SHORT EXERCISE
Below are records. Copy every line with "Princípio" in it.

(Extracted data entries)
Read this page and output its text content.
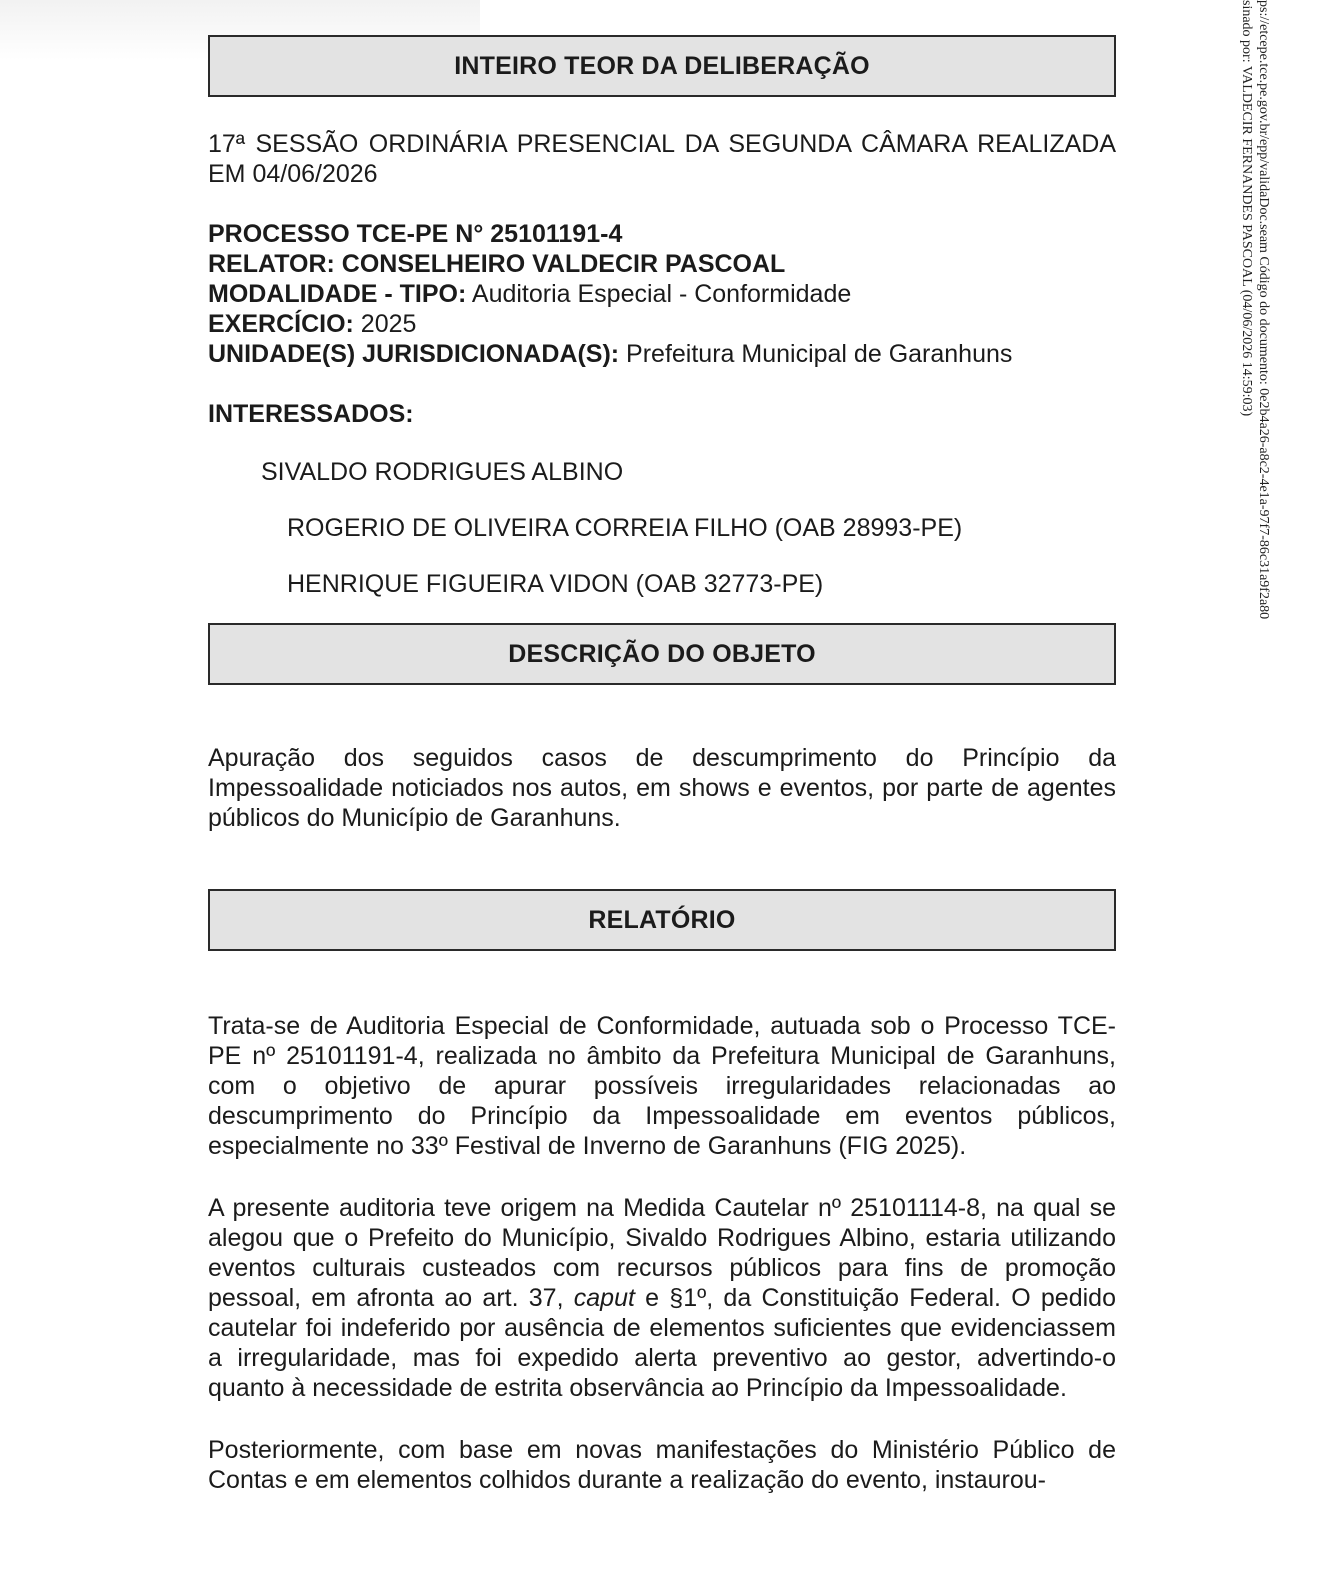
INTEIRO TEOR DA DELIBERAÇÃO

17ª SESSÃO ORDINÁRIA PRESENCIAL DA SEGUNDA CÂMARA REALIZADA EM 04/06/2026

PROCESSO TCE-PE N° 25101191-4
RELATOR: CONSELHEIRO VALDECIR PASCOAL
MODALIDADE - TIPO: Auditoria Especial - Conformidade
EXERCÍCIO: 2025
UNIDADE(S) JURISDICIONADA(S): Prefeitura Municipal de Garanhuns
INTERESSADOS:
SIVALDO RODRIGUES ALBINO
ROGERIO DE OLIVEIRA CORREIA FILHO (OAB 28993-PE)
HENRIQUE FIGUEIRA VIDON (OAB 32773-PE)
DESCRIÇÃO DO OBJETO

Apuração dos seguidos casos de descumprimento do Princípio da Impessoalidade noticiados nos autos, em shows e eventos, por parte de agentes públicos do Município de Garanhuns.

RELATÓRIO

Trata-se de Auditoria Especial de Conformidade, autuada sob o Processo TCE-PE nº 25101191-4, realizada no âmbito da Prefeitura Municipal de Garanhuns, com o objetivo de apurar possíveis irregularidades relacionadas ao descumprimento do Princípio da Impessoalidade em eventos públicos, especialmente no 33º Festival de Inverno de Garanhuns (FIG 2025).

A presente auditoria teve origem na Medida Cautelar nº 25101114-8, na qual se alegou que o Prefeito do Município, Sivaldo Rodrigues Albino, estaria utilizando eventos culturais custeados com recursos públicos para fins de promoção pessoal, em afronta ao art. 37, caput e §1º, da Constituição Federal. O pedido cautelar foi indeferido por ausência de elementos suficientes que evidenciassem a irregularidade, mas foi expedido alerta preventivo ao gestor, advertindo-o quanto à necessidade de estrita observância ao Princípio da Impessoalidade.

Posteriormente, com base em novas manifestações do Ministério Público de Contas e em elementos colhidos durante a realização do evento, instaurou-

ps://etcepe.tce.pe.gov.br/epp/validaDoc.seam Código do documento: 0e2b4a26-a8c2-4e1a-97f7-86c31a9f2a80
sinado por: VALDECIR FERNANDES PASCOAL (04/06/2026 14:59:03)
...
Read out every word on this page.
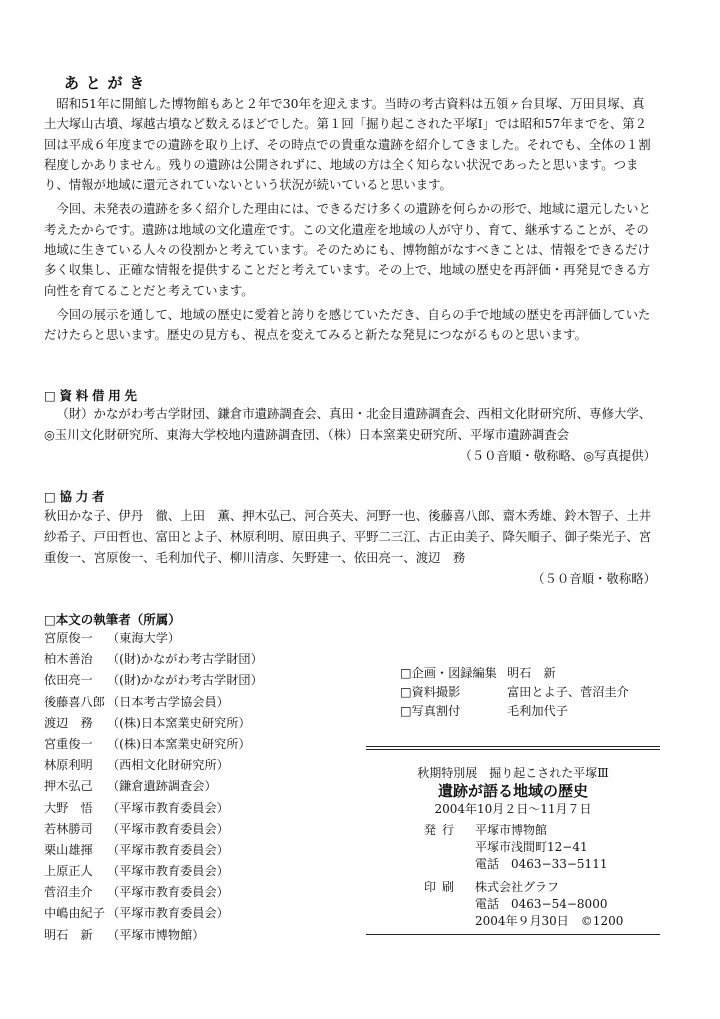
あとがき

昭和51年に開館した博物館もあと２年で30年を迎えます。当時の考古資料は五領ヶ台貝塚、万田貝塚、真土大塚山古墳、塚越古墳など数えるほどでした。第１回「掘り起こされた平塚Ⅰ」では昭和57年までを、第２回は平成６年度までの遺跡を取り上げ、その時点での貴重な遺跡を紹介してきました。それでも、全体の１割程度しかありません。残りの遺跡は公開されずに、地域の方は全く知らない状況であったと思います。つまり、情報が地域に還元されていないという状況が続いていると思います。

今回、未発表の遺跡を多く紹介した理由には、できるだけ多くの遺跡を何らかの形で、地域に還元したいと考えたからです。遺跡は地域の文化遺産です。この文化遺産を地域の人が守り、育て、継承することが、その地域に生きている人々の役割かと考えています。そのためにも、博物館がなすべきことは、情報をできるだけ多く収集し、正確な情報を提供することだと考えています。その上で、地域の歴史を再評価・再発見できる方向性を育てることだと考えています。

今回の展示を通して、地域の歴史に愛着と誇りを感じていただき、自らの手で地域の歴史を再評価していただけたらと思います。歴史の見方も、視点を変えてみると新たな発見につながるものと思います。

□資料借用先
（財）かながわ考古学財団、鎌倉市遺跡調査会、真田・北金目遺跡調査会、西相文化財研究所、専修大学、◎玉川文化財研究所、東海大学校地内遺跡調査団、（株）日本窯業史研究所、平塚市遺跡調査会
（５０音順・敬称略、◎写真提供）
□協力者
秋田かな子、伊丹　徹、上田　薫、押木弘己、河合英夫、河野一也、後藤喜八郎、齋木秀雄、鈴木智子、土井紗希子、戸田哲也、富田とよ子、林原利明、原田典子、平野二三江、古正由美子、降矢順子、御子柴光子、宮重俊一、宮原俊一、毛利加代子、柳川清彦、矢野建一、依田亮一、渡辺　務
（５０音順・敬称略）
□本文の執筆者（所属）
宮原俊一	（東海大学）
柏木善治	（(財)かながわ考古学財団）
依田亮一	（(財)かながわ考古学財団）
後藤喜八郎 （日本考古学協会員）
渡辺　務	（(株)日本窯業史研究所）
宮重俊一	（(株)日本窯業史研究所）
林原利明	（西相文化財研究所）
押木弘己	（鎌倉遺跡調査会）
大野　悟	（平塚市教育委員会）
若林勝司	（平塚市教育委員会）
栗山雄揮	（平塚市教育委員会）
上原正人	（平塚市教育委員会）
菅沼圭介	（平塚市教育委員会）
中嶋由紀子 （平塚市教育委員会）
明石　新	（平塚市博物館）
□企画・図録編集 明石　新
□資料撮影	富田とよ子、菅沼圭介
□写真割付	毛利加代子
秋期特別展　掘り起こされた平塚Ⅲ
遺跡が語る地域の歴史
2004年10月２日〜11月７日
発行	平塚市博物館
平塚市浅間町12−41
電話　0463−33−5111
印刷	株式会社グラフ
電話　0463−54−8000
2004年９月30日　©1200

CORRECT ANSWER
Apuração dos seguidos casos de descumprimento do Princípio da Impessoalidade noticiados nos autos, em shows e eventos, por parte de agentes públicos do Município de Garanhuns.
Trata-se de Auditoria Especial de Conformidade, autuada sob o Processo TCE-PE nº 25101191-4, realizada no âmbito da Prefeitura Municipal de Garanhuns, com o objetivo de apurar possíveis irregularidades relacionadas ao descumprimento do Princípio da Impessoalidade em eventos públicos, especialmente no 33º Festival de Inverno de Garanhuns (FIG 2025).
A presente auditoria teve origem na Medida Cautelar nº 25101114-8, na qual se alegou que o Prefeito do Município, Sivaldo Rodrigues Albino, estaria utilizando eventos culturais custeados com recursos públicos para fins de promoção pessoal, em afronta ao art. 37, caput e §1º, da Constituição Federal. O pedido cautelar foi indeferido por ausência de elementos suficientes que evidenciassem a irregularidade, mas foi expedido alerta preventivo ao gestor, advertindo-o quanto à necessidade de estrita observância ao Princípio da Impessoalidade.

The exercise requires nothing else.